[Data entries]

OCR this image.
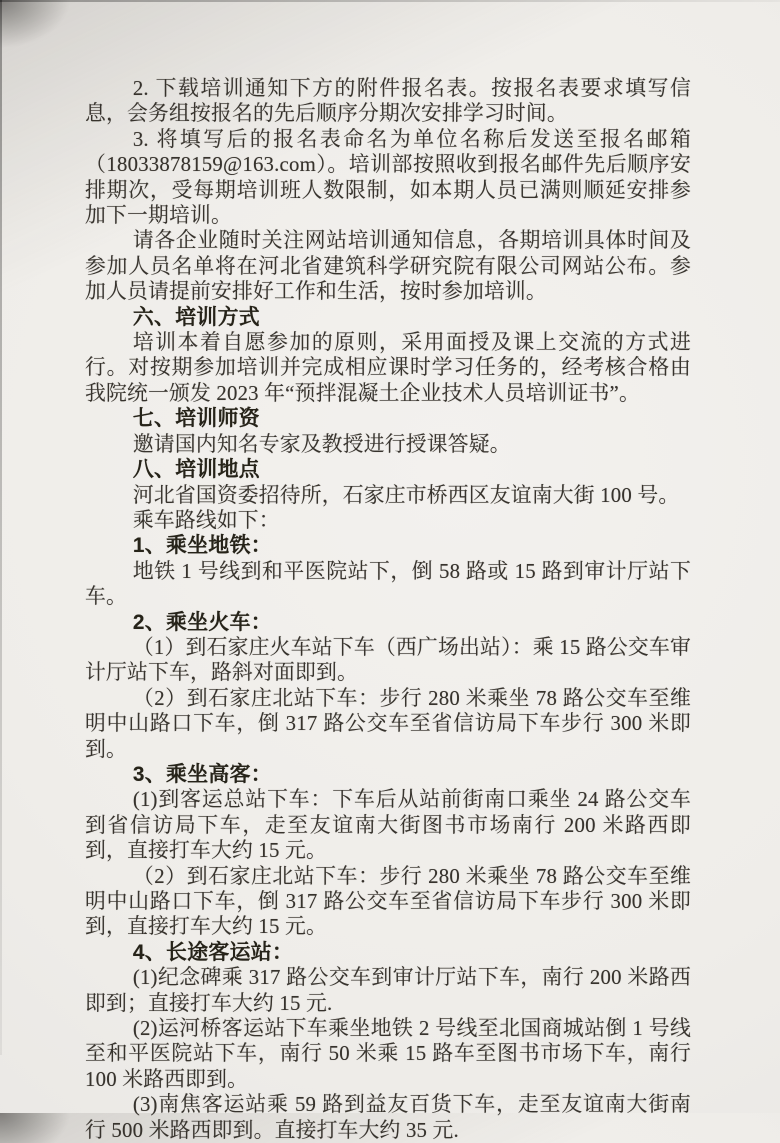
2. 下载培训通知下方的附件报名表。按报名表要求填写信息，会务组按报名的先后顺序分期次安排学习时间。

3. 将填写后的报名表命名为单位名称后发送至报名邮箱（18033878159@163.com）。培训部按照收到报名邮件先后顺序安排期次，受每期培训班人数限制，如本期人员已满则顺延安排参加下一期培训。

请各企业随时关注网站培训通知信息，各期培训具体时间及参加人员名单将在河北省建筑科学研究院有限公司网站公布。参加人员请提前安排好工作和生活，按时参加培训。

六、培训方式

培训本着自愿参加的原则，采用面授及课上交流的方式进行。对按期参加培训并完成相应课时学习任务的，经考核合格由我院统一颁发 2023 年“预拌混凝土企业技术人员培训证书”。

七、培训师资

邀请国内知名专家及教授进行授课答疑。

八、培训地点

河北省国资委招待所，石家庄市桥西区友谊南大街 100 号。

乘车路线如下：

1、乘坐地铁：

地铁 1 号线到和平医院站下，倒 58 路或 15 路到审计厅站下车。

2、乘坐火车：

（1）到石家庄火车站下车（西广场出站）：乘 15 路公交车审计厅站下车，路斜对面即到。

（2）到石家庄北站下车：步行 280 米乘坐 78 路公交车至维明中山路口下车，倒 317 路公交车至省信访局下车步行 300 米即到。

3、乘坐高客：

(1)到客运总站下车：下车后从站前街南口乘坐 24 路公交车到省信访局下车，走至友谊南大街图书市场南行 200 米路西即到，直接打车大约 15 元。

（2）到石家庄北站下车：步行 280 米乘坐 78 路公交车至维明中山路口下车，倒 317 路公交车至省信访局下车步行 300 米即到，直接打车大约 15 元。

4、长途客运站：

(1)纪念碑乘 317 路公交车到审计厅站下车，南行 200 米路西即到；直接打车大约 15 元.

(2)运河桥客运站下车乘坐地铁 2 号线至北国商城站倒 1 号线至和平医院站下车，南行 50 米乘 15 路车至图书市场下车，南行 100 米路西即到。

(3)南焦客运站乘 59 路到益友百货下车，走至友谊南大街南行 500 米路西即到。直接打车大约 35 元.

> [What you will do]: Skip every picture and transcribe the data above exactly.

> [Answer to this task]:
OCR this image.
2. 下载培训通知下方的附件报名表。按报名表要求填写信息，会务组按报名的先后顺序分期次安排学习时间。

3. 将填写后的报名表命名为单位名称后发送至报名邮箱（18033878159@163.com）。培训部按照收到报名邮件先后顺序安排期次，受每期培训班人数限制，如本期人员已满则顺延安排参加下一期培训。

请各企业随时关注网站培训通知信息，各期培训具体时间及参加人员名单将在河北省建筑科学研究院有限公司网站公布。参加人员请提前安排好工作和生活，按时参加培训。

六、培训方式

培训本着自愿参加的原则，采用面授及课上交流的方式进行。对按期参加培训并完成相应课时学习任务的，经考核合格由我院统一颁发 2023 年“预拌混凝土企业技术人员培训证书”。

七、培训师资

邀请国内知名专家及教授进行授课答疑。

八、培训地点

河北省国资委招待所，石家庄市桥西区友谊南大街 100 号。

乘车路线如下：

1、乘坐地铁：

地铁 1 号线到和平医院站下，倒 58 路或 15 路到审计厅站下车。

2、乘坐火车：

（1）到石家庄火车站下车（西广场出站）：乘 15 路公交车审计厅站下车，路斜对面即到。

（2）到石家庄北站下车：步行 280 米乘坐 78 路公交车至维明中山路口下车，倒 317 路公交车至省信访局下车步行 300 米即到。

3、乘坐高客：

(1)到客运总站下车：下车后从站前街南口乘坐 24 路公交车到省信访局下车，走至友谊南大街图书市场南行 200 米路西即到，直接打车大约 15 元。

（2）到石家庄北站下车：步行 280 米乘坐 78 路公交车至维明中山路口下车，倒 317 路公交车至省信访局下车步行 300 米即到，直接打车大约 15 元。

4、长途客运站：

(1)纪念碑乘 317 路公交车到审计厅站下车，南行 200 米路西即到；直接打车大约 15 元.

(2)运河桥客运站下车乘坐地铁 2 号线至北国商城站倒 1 号线至和平医院站下车，南行 50 米乘 15 路车至图书市场下车，南行 100 米路西即到。

(3)南焦客运站乘 59 路到益友百货下车，走至友谊南大街南行 500 米路西即到。直接打车大约 35 元.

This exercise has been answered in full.